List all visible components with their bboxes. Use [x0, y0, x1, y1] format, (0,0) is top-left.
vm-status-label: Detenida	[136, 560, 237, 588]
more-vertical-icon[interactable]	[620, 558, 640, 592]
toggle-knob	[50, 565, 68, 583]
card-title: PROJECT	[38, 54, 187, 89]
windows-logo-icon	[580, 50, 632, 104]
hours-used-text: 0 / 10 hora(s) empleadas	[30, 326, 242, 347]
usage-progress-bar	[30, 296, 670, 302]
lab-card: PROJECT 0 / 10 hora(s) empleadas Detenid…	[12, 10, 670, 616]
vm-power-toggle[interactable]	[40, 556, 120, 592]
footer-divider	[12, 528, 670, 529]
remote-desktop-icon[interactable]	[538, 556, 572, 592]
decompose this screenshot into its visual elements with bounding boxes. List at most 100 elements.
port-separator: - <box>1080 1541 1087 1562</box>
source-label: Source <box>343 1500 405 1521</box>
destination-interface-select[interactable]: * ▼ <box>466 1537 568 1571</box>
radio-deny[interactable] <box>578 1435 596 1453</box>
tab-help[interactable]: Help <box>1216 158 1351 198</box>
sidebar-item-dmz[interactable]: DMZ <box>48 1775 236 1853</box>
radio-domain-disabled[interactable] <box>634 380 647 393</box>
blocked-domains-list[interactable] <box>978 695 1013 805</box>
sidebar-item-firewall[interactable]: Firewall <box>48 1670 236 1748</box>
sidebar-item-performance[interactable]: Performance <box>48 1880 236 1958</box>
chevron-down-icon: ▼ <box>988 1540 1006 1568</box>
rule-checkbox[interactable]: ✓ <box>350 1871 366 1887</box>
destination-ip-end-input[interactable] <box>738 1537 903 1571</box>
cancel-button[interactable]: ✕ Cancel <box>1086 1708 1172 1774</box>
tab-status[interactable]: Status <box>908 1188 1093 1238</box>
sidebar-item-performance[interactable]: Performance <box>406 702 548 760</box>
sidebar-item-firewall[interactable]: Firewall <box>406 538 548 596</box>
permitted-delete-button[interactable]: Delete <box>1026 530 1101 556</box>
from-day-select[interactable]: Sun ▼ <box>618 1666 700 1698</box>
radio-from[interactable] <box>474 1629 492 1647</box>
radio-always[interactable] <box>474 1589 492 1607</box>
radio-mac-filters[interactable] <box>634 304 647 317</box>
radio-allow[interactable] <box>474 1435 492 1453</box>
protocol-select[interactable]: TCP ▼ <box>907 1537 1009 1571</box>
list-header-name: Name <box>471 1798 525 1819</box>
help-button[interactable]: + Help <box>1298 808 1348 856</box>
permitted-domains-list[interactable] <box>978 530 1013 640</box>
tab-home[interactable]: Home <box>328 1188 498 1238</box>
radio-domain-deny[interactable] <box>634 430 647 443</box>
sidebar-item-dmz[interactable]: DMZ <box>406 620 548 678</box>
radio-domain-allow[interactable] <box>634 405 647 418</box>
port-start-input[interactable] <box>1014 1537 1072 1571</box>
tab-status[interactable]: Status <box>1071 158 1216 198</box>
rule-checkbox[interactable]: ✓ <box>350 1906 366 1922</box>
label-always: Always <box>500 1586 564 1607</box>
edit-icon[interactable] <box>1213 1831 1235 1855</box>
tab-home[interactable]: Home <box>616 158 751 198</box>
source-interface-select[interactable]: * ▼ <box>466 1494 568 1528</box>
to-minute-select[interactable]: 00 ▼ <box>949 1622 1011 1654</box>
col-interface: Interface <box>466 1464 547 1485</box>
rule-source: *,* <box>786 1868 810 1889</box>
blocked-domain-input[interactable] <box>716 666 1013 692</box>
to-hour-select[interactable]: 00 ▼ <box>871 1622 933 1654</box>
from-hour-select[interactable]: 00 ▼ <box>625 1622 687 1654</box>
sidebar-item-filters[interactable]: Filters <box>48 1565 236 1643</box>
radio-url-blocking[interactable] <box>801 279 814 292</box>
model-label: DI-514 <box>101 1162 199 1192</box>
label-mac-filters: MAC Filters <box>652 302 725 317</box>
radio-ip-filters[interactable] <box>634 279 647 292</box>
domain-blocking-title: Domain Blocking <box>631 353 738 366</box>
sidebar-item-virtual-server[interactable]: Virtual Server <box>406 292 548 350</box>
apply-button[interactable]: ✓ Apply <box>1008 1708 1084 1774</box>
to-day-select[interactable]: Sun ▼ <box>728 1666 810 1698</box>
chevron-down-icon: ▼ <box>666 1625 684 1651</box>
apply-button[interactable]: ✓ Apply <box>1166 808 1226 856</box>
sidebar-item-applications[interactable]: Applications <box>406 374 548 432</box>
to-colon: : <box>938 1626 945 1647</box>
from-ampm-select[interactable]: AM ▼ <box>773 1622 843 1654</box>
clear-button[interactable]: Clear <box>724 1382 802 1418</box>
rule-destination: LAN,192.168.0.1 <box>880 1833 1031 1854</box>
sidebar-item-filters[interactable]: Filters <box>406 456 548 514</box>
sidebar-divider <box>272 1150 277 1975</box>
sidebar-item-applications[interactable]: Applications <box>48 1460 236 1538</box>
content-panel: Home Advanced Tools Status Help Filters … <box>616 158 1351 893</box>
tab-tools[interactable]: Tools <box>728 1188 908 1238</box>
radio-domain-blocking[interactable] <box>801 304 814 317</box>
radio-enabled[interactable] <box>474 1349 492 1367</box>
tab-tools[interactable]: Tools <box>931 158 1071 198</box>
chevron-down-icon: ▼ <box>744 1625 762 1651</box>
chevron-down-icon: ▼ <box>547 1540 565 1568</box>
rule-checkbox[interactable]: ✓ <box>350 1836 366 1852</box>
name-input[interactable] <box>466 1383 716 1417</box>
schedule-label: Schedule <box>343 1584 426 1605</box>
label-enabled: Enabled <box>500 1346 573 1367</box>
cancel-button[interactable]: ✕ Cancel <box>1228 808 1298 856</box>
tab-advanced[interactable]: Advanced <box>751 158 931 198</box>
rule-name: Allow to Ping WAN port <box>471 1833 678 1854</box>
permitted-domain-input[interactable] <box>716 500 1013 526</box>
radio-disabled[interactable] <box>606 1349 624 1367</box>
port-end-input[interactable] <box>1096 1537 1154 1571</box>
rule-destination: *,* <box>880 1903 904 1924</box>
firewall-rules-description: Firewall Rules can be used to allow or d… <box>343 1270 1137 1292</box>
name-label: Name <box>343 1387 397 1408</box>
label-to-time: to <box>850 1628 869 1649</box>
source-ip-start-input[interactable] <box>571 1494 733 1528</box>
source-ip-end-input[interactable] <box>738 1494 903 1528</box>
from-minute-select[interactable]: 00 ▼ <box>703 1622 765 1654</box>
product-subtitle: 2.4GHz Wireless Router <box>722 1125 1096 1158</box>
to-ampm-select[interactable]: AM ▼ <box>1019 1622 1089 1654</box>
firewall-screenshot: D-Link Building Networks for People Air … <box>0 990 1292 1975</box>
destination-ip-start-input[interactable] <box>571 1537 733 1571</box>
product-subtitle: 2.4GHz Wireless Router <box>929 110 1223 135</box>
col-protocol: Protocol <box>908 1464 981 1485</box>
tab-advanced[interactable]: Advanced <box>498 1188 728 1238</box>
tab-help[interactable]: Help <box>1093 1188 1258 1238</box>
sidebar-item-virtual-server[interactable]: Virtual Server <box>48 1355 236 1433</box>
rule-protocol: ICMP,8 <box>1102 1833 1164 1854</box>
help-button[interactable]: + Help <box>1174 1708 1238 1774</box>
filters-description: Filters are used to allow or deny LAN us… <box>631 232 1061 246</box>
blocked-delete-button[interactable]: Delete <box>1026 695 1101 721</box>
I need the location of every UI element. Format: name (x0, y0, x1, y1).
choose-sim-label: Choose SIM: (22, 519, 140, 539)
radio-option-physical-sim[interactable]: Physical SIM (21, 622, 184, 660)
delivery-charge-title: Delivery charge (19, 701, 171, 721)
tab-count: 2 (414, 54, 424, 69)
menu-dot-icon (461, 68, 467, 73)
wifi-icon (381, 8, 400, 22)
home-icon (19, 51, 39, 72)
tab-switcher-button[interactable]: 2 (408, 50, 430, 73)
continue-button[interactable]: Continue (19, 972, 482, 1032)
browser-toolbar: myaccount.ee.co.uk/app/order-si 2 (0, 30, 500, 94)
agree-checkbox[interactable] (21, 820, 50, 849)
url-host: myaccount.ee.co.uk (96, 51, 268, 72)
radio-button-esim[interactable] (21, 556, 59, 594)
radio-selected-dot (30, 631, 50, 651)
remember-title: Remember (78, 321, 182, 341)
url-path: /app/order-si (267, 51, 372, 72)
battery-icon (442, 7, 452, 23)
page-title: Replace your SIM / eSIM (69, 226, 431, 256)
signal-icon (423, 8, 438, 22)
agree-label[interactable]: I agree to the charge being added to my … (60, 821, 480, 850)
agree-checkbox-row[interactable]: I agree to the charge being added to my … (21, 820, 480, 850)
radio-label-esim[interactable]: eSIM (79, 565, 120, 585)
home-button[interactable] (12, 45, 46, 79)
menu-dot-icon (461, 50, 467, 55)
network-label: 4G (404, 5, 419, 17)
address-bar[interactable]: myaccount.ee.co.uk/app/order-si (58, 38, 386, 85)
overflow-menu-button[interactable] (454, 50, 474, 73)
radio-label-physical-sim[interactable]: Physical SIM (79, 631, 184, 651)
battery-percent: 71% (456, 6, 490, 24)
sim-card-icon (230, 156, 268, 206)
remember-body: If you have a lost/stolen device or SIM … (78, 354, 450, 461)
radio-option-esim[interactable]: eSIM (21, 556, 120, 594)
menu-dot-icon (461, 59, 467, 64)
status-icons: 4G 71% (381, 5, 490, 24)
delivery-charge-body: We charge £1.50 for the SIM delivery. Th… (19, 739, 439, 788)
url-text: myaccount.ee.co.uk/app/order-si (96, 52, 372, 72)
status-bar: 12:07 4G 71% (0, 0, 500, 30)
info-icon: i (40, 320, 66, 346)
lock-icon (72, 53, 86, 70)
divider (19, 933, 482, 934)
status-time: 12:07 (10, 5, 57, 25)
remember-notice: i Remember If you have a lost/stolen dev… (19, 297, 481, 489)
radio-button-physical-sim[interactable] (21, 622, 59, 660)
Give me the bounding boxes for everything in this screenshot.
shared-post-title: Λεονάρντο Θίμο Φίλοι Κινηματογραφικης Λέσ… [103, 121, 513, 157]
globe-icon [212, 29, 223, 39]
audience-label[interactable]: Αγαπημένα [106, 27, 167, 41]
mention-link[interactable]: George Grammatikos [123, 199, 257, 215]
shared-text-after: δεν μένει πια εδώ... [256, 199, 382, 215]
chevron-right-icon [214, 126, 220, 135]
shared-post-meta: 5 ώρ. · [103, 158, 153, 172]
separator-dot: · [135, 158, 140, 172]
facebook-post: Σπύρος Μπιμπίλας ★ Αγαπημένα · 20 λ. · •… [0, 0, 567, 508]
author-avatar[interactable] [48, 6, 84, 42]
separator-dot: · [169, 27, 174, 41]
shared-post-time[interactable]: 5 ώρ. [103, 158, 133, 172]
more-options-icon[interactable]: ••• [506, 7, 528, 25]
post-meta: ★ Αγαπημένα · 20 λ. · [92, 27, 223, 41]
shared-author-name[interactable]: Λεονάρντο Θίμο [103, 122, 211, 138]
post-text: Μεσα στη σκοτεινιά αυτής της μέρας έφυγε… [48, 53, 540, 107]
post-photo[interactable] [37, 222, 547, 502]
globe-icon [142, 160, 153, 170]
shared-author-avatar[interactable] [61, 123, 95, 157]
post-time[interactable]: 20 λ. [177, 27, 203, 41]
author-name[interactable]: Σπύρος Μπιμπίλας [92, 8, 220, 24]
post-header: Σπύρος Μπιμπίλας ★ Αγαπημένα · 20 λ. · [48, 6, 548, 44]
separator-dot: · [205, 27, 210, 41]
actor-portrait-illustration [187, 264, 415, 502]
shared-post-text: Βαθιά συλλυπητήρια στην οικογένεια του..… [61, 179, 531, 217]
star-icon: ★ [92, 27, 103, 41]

What you should do →
Which lines in the material above contain the string "time"? Show each of them in full.

The solution →
label-to-time: to <box>850 1628 869 1649</box>
status-time: 12:07 (10, 5, 57, 25)
shared-post-time[interactable]: 5 ώρ. [103, 158, 133, 172]
post-time[interactable]: 20 λ. [177, 27, 203, 41]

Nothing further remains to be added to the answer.